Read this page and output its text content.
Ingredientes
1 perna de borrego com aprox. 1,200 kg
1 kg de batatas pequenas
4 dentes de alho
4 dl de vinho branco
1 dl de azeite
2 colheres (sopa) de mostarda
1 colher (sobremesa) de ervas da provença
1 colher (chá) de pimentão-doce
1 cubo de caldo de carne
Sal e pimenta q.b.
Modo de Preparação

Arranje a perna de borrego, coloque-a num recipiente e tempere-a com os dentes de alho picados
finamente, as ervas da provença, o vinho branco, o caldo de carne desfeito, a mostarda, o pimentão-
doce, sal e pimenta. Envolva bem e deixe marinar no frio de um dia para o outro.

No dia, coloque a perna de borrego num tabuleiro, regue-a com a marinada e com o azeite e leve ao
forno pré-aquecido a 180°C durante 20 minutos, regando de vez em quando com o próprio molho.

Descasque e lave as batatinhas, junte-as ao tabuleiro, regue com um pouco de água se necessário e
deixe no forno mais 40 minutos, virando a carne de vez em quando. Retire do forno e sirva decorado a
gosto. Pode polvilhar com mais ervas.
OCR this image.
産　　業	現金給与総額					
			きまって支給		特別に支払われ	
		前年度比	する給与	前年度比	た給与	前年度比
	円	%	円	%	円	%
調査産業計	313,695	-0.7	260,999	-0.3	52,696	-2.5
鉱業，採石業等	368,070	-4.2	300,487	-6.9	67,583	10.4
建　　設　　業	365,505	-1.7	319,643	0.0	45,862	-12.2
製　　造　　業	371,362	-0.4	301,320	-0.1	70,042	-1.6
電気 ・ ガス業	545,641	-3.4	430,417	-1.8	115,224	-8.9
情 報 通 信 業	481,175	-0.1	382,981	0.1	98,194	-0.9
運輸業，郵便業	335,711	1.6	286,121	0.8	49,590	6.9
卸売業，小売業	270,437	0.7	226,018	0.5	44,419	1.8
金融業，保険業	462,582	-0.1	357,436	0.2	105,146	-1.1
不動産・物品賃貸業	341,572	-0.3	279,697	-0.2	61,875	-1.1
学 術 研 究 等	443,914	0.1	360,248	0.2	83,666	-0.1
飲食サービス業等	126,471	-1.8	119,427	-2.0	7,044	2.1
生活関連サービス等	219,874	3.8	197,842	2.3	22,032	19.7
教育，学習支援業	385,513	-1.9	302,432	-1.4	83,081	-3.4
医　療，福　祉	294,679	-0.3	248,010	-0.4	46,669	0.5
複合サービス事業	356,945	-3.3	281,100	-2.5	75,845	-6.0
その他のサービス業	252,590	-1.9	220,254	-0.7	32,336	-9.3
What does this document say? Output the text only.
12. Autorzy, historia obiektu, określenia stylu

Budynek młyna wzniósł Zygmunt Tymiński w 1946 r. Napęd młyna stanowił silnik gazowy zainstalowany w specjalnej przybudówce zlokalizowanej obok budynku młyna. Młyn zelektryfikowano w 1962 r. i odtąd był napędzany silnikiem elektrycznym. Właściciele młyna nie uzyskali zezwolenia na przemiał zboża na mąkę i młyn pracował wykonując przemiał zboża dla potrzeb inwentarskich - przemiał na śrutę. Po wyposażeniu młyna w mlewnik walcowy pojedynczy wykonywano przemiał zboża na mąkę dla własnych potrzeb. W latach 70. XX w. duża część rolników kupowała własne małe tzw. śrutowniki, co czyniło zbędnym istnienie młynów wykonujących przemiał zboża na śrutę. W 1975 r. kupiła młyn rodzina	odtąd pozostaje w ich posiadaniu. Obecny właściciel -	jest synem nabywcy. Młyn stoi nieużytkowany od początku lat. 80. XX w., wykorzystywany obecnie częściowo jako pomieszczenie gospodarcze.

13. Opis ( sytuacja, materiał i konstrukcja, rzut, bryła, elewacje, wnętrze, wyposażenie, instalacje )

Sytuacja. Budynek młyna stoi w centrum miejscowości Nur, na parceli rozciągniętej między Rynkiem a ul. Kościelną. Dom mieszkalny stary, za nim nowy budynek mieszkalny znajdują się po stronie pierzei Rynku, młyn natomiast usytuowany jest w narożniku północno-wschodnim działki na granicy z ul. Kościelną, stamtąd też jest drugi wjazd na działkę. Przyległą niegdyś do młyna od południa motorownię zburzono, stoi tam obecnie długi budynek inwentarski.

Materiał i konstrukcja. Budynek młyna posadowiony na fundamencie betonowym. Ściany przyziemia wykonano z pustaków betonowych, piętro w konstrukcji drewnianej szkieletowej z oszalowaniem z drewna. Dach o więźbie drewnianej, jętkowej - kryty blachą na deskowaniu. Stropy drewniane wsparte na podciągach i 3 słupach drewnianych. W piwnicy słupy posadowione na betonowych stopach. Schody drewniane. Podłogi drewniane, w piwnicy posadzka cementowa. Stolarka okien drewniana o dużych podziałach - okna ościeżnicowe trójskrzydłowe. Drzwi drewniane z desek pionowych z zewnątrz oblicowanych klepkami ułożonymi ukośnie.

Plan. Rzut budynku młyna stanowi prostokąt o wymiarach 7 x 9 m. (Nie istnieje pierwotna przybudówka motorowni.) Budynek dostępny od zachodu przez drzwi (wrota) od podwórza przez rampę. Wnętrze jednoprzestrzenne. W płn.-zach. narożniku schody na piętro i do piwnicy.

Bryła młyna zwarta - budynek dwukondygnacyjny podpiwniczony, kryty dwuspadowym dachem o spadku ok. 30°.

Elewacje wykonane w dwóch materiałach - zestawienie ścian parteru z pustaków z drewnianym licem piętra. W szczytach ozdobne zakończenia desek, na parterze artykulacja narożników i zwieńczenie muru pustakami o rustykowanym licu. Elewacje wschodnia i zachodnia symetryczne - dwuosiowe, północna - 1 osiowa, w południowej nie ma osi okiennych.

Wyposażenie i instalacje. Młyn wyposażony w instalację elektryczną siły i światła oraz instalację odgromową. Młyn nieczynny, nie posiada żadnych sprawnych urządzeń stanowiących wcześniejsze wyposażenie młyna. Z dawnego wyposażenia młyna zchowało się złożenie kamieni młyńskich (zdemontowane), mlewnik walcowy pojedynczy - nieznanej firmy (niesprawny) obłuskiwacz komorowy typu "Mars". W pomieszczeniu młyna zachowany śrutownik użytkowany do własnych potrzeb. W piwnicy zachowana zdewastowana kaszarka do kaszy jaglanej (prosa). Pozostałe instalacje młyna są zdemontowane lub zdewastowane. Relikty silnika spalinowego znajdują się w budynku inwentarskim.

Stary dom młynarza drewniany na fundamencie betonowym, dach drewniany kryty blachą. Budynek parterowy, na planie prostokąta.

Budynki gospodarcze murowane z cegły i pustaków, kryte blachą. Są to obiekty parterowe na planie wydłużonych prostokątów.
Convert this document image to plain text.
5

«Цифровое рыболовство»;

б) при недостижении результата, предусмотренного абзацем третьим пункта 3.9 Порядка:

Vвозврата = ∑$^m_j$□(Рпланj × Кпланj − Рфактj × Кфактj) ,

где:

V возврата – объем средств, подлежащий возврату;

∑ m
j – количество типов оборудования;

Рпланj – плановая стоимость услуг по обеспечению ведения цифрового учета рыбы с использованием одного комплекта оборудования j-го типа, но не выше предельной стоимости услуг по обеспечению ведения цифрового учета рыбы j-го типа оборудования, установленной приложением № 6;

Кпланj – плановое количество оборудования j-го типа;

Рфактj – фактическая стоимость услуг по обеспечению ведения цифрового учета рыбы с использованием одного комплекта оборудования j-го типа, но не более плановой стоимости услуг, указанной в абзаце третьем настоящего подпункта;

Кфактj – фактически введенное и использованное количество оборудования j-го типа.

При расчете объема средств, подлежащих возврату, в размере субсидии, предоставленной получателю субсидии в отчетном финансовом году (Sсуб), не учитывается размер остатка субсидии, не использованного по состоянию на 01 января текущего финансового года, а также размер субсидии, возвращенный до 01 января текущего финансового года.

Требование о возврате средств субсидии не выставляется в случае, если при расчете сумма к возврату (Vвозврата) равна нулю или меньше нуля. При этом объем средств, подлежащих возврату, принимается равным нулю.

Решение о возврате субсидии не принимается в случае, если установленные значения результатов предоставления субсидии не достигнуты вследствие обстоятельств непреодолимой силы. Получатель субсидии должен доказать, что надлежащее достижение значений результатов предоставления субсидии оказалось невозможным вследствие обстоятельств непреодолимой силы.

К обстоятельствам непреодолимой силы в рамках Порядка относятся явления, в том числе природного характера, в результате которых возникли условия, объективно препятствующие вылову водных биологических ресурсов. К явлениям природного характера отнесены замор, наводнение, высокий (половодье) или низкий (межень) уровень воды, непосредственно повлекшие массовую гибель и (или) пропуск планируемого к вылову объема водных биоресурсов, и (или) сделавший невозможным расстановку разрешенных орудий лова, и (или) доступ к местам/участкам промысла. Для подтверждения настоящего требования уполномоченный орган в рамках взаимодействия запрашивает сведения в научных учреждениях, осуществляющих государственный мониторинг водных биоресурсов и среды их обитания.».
──────────
**TO DO**. Of all the lines above, how many contain the word "tabuleiro"? Give the number and nothing else.

**SOLUTION**. 2